» **Passage to read**

Out of the Storm is a lost 1920 American silent drama film directed by William Parke, and starring Barbara Castleton, John Bowers, and Sidney Ainsworth. It is an adaptation of Gertrude Atherton's 1910 novel Tower of Ivory.

Plot
As described in a film magazine, Margaret Hill (Castleton), a singer in a disreputable cafe, attracts the attention of Al Levering (Ainsworth), and he offers to have her voice cultivated. At the end of several years Levering is arrested for embezzlement, and confesses that he stole to give Margaret her chance. While he is serving his sentence Margaret finishes her musical education and tours England, where she meets John Ordham (Bowers), who saved her from drowning in a shipwreck while en route to Europe. Levering escapes from jail and goes to London to claim his protege. To protect Ordham from the wrath of Levering, she tells the Englishman that Levering is her husband. Police pick up the trail of the ex-convict and while he is trying to make his escape he is killed. This leaves nothing in the way of the love between Margaret and Ordham.

Cast
 Barbara Castleton as Margaret Hill  
 John Bowers as John Ordham  
 Sidney Ainsworth as Al Levering  
 Doris Pawn as Mabel Cutting  
 Elinor Hancock as Mrs. Cutting  
 Lawson Butt as Lord Bridgeminster  
 Ashton Dearholt as Walter Driscombe  
 Edythe Chapman as Lady Bridgeminster  
 Carrie Clark Ward as Teddy  
 Lincoln Stedman as Sir Reggie Blanchard 
 Clarissa Selwynne as Lady Rosamond 
 J. Ray Avery

Differences from the book 
In the original text, Tower of Ivory (1910) by Gertrude Atherton, Margaret Hill and John Ordham would meet on a boat and fall in love. However, they become separated due to a shipwreck, and would reunite 5 years later by accident at Hill’s concert. Ordham would then approach Hill and ask for her hand in marriage. This is different from the film, in which Ordham would rescue Hill from the shipwreck, and that event would be the one that sparked their romantic relationship. The director likely made this change to decrease run-time and add a suspenseful sea rescue scene, which proved to be the right idea since that scene in particular was praised by critics.

Labeled region entries:
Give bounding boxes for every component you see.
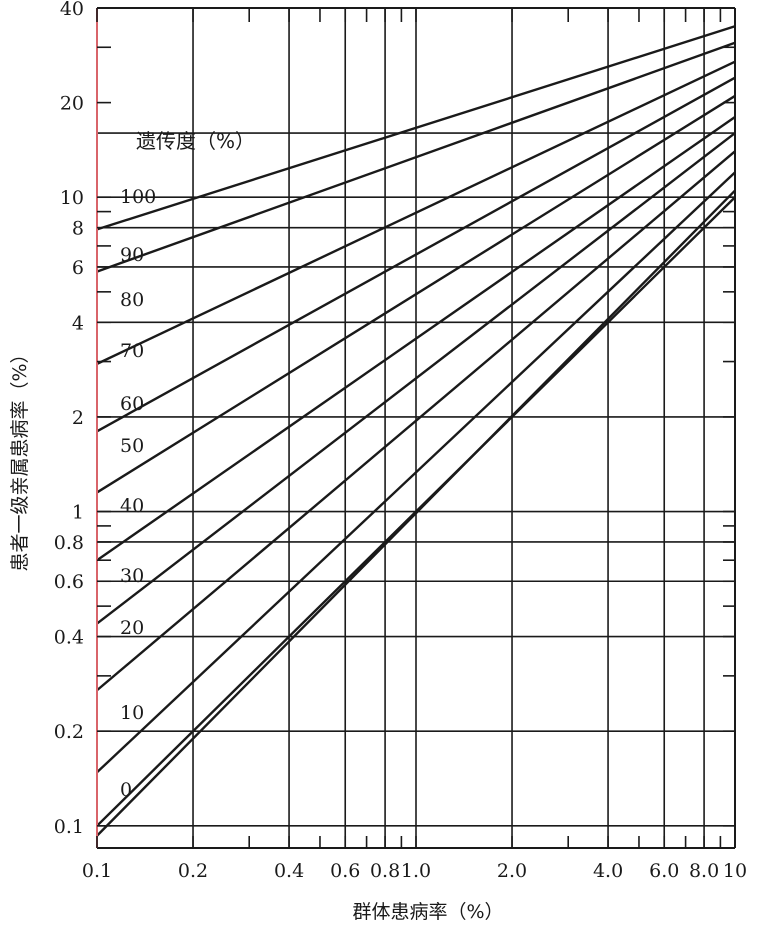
series-line-0 bbox=[96, 196, 736, 827]
y-tick-label: 40 bbox=[60, 0, 84, 20]
text-layer: 遗传度（%） 群体患病率（%） 患者一级亲属患病率（%） 0.1 0.2 0.4 0.… bbox=[9, 0, 747, 923]
series-label: 80 bbox=[120, 289, 144, 311]
x-tick-label: 4.0 bbox=[593, 860, 623, 882]
y-tick-label: 1 bbox=[72, 502, 84, 524]
y-tick-label: 20 bbox=[60, 93, 84, 115]
x-tick-label: 6.0 bbox=[649, 860, 679, 882]
y-tick-label: 2 bbox=[72, 407, 84, 429]
series-label: 30 bbox=[120, 565, 144, 587]
series-line-30 bbox=[96, 150, 736, 692]
y-tick-label: 4 bbox=[72, 312, 84, 334]
legend-title: 遗传度（%） bbox=[136, 129, 255, 153]
series-label: 20 bbox=[120, 617, 144, 639]
series-label: 40 bbox=[120, 495, 144, 517]
series-line-40 bbox=[96, 132, 736, 625]
y-tick-label: 0.6 bbox=[54, 571, 84, 593]
y-tick-label: 0.8 bbox=[54, 532, 84, 554]
series-label: 60 bbox=[120, 393, 144, 415]
series-line-20 bbox=[96, 171, 736, 774]
x-tick-label: 0.4 bbox=[274, 860, 304, 882]
x-tick-label: 0.2 bbox=[178, 860, 208, 882]
y-tick-label: 0.2 bbox=[54, 721, 84, 743]
series-line-80 bbox=[96, 60, 736, 365]
x-tick-label: 2.0 bbox=[497, 860, 527, 882]
series-label: 100 bbox=[120, 186, 156, 208]
y-tick-label: 6 bbox=[72, 257, 84, 279]
x-tick-label: 0.1 bbox=[82, 860, 112, 882]
series-label: 70 bbox=[120, 340, 144, 362]
series-line-50 bbox=[96, 116, 736, 562]
x-tick-label: 10 bbox=[723, 860, 747, 882]
y-tick-label: 8 bbox=[72, 218, 84, 240]
x-tick-label: 8.0 bbox=[689, 860, 719, 882]
y-tick-label: 0.1 bbox=[54, 816, 84, 838]
tick-layer bbox=[96, 7, 736, 848]
x-axis-title: 群体患病率（%） bbox=[352, 901, 503, 923]
y-tick-label: 10 bbox=[60, 187, 84, 209]
x-tick-label: 0.8 bbox=[370, 860, 400, 882]
series-label: 90 bbox=[120, 244, 144, 266]
series-line-70 bbox=[96, 76, 736, 433]
x-tick-label: 1.0 bbox=[401, 860, 431, 882]
series-line-100 bbox=[96, 25, 736, 231]
series-label: 0 bbox=[120, 779, 132, 801]
series-line-90 bbox=[96, 41, 736, 273]
y-tick-label: 0.4 bbox=[54, 627, 84, 649]
y-axis-title: 患者一级亲属患病率（%） bbox=[9, 344, 31, 571]
series-layer bbox=[96, 25, 736, 837]
series-label: 50 bbox=[120, 435, 144, 457]
series-line-60 bbox=[96, 94, 736, 494]
series-label: 10 bbox=[120, 702, 144, 724]
x-tick-label: 0.6 bbox=[330, 860, 360, 882]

» **Task brief**
In the text on the film Out of the Storm, what crime is Al Levering arrested for?

» **Answer to this problem**
Embezzlement.